### [Required task]
Give a count of the lines below that have the string "designed" in them, with no other words.

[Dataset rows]
....

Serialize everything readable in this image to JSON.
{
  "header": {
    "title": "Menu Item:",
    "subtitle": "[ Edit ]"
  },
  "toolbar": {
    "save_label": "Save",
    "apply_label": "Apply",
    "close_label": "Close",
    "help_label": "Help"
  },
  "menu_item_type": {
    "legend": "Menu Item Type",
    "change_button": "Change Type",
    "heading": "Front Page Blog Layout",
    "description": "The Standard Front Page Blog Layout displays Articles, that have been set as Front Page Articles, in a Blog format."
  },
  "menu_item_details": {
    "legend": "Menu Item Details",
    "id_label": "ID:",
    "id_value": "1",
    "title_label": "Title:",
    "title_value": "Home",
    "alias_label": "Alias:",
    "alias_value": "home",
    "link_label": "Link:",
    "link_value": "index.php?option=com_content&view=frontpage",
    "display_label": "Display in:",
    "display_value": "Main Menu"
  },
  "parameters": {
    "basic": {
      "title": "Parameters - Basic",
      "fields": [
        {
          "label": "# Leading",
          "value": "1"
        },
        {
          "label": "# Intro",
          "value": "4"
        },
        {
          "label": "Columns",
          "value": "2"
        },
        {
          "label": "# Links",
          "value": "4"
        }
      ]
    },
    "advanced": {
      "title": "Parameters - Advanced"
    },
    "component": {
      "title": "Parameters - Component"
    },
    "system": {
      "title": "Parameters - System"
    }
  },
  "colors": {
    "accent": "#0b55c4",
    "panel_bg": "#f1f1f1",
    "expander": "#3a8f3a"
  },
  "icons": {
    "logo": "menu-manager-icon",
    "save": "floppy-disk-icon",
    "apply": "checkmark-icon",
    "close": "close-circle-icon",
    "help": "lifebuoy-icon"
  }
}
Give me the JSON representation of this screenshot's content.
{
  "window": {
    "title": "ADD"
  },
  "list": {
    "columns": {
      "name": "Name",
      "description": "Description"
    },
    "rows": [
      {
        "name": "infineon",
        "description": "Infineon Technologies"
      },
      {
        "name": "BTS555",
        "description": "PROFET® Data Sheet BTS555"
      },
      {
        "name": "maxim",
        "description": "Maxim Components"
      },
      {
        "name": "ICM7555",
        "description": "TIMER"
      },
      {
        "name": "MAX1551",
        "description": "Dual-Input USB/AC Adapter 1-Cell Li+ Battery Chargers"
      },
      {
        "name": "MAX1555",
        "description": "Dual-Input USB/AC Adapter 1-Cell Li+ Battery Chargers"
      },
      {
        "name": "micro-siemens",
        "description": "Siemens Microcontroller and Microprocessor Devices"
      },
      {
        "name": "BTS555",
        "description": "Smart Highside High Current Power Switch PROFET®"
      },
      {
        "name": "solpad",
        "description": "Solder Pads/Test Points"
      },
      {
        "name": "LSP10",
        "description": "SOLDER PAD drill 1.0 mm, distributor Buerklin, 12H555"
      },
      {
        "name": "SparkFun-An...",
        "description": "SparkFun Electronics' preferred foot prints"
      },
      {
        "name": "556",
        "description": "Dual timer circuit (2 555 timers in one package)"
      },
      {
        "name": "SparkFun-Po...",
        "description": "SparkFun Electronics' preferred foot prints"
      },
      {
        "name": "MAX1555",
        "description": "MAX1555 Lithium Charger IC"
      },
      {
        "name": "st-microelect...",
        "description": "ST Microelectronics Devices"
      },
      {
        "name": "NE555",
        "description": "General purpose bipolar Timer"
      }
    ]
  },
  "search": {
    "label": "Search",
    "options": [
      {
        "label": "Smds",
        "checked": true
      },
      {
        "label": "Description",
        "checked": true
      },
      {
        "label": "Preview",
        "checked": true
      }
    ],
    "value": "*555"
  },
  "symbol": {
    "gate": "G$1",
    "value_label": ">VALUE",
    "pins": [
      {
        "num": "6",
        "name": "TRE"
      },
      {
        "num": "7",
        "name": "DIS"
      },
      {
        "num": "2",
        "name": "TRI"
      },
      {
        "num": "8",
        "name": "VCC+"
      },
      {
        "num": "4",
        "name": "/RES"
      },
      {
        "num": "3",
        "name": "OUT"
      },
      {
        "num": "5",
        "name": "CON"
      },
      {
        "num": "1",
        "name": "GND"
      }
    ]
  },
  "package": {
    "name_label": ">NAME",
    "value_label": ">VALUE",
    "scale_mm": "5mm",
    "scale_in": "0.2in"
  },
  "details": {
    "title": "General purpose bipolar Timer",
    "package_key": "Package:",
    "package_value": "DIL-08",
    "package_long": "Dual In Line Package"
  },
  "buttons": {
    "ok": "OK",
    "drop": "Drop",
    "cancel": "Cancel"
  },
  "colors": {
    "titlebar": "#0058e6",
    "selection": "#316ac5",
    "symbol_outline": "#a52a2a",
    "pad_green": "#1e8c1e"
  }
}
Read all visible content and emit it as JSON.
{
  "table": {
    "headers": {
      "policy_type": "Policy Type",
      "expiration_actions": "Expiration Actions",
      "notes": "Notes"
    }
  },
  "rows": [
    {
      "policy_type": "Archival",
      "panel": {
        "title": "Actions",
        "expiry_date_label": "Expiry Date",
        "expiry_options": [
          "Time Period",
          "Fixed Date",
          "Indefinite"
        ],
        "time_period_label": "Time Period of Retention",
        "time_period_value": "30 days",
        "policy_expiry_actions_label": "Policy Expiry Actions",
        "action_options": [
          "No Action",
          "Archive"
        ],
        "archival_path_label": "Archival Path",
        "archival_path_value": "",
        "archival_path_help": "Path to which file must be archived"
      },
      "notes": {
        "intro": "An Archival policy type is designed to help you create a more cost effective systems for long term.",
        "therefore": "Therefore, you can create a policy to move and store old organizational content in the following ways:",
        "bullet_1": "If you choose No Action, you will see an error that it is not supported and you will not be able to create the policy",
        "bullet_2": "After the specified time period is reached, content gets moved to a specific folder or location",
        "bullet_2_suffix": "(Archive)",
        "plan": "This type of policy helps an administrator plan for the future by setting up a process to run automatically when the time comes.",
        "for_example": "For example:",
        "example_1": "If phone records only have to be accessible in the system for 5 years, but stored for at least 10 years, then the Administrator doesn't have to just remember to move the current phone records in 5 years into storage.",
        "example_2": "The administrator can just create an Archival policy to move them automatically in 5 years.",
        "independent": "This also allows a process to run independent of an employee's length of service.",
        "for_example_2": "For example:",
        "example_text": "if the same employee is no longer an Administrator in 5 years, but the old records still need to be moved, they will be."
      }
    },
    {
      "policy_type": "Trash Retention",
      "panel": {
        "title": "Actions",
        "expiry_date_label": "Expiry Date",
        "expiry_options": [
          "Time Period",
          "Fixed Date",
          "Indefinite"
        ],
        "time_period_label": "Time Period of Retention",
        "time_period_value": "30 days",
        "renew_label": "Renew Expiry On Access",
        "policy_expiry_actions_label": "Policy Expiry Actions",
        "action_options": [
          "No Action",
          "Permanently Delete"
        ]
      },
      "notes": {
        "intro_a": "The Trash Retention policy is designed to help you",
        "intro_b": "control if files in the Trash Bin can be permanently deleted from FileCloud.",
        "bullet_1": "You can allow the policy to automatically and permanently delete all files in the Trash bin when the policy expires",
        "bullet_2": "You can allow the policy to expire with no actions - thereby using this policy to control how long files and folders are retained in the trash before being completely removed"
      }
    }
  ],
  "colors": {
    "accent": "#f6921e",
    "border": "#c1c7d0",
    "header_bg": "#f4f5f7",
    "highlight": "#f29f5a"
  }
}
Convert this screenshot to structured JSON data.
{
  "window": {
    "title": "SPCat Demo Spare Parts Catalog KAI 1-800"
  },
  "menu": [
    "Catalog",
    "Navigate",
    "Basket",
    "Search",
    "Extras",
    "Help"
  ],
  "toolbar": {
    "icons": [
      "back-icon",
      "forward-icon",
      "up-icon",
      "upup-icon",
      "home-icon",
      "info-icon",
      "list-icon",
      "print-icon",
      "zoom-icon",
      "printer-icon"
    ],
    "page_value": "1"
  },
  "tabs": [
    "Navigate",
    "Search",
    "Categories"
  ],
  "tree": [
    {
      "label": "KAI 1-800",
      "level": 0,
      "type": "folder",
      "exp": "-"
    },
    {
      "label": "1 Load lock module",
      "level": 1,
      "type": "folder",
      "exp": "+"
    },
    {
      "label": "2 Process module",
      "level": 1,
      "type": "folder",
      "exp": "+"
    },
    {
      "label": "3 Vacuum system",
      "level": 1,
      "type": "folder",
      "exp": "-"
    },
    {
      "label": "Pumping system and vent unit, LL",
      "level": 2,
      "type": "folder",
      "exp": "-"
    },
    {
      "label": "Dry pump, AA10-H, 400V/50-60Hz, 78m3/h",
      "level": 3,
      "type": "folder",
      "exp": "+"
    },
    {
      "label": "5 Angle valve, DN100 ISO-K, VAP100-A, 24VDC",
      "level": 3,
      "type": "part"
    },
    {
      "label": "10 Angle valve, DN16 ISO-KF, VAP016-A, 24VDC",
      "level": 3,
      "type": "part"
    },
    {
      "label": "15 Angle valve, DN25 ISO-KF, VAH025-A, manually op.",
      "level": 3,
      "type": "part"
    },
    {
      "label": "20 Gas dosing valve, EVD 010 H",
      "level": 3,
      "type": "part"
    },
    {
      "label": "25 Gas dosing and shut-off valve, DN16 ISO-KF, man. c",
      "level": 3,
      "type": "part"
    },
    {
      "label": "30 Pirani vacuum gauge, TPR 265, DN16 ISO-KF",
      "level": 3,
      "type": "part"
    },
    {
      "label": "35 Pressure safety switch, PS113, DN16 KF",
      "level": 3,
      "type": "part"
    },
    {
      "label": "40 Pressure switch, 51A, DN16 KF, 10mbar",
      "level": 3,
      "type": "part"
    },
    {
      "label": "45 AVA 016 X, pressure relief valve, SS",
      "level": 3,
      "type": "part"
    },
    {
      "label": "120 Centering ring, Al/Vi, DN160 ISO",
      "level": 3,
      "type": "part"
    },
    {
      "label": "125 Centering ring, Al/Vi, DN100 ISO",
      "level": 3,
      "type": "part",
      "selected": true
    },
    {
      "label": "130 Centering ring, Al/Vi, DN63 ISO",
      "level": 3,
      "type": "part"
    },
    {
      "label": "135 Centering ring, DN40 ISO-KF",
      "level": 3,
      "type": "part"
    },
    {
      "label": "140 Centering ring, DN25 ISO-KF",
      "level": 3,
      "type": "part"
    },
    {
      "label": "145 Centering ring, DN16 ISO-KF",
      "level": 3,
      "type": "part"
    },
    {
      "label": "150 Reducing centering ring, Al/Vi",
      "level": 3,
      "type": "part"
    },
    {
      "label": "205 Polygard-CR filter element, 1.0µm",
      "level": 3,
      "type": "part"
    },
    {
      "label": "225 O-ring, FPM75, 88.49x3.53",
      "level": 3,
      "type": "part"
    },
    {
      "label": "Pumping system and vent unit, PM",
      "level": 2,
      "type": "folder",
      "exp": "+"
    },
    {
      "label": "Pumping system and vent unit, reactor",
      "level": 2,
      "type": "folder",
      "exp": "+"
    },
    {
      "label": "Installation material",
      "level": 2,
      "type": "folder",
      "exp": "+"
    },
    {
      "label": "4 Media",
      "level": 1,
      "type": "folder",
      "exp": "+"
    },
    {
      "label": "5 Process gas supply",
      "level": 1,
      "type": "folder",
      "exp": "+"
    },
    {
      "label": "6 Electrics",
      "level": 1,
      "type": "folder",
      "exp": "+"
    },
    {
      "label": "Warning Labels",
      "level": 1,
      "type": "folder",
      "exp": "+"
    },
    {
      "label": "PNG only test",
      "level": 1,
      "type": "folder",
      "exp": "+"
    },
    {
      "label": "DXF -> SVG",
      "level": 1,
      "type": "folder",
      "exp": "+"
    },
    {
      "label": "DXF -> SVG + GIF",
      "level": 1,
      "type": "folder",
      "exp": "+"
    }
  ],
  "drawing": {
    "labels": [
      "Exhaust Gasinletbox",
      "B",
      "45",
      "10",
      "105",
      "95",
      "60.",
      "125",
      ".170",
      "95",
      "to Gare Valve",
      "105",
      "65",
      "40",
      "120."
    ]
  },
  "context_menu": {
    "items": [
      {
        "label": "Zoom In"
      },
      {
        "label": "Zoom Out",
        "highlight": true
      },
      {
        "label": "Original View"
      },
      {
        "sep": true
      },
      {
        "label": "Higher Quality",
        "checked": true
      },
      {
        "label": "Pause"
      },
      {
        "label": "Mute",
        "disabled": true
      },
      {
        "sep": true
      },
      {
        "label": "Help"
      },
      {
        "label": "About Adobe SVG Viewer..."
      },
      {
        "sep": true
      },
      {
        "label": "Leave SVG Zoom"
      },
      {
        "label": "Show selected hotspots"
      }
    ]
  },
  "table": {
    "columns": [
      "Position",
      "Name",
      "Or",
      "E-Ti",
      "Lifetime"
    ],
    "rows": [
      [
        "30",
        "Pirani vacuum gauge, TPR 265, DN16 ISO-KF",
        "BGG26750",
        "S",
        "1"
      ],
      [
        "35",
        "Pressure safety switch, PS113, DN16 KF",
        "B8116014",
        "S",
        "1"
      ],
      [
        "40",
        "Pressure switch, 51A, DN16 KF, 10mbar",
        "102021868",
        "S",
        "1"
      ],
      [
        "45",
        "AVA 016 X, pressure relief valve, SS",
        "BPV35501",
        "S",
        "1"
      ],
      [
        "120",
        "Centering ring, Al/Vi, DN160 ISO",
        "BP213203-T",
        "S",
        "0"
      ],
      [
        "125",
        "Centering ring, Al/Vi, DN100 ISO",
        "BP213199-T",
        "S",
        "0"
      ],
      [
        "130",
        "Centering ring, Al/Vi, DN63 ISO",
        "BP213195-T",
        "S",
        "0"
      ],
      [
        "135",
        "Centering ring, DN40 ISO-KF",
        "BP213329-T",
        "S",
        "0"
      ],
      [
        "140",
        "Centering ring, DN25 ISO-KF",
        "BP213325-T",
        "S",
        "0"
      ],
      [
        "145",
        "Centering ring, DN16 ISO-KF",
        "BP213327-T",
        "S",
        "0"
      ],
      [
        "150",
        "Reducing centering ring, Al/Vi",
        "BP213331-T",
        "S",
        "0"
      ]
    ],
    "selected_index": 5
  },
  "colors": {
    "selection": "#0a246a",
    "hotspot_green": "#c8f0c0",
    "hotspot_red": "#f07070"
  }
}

....

### [Correct response]
2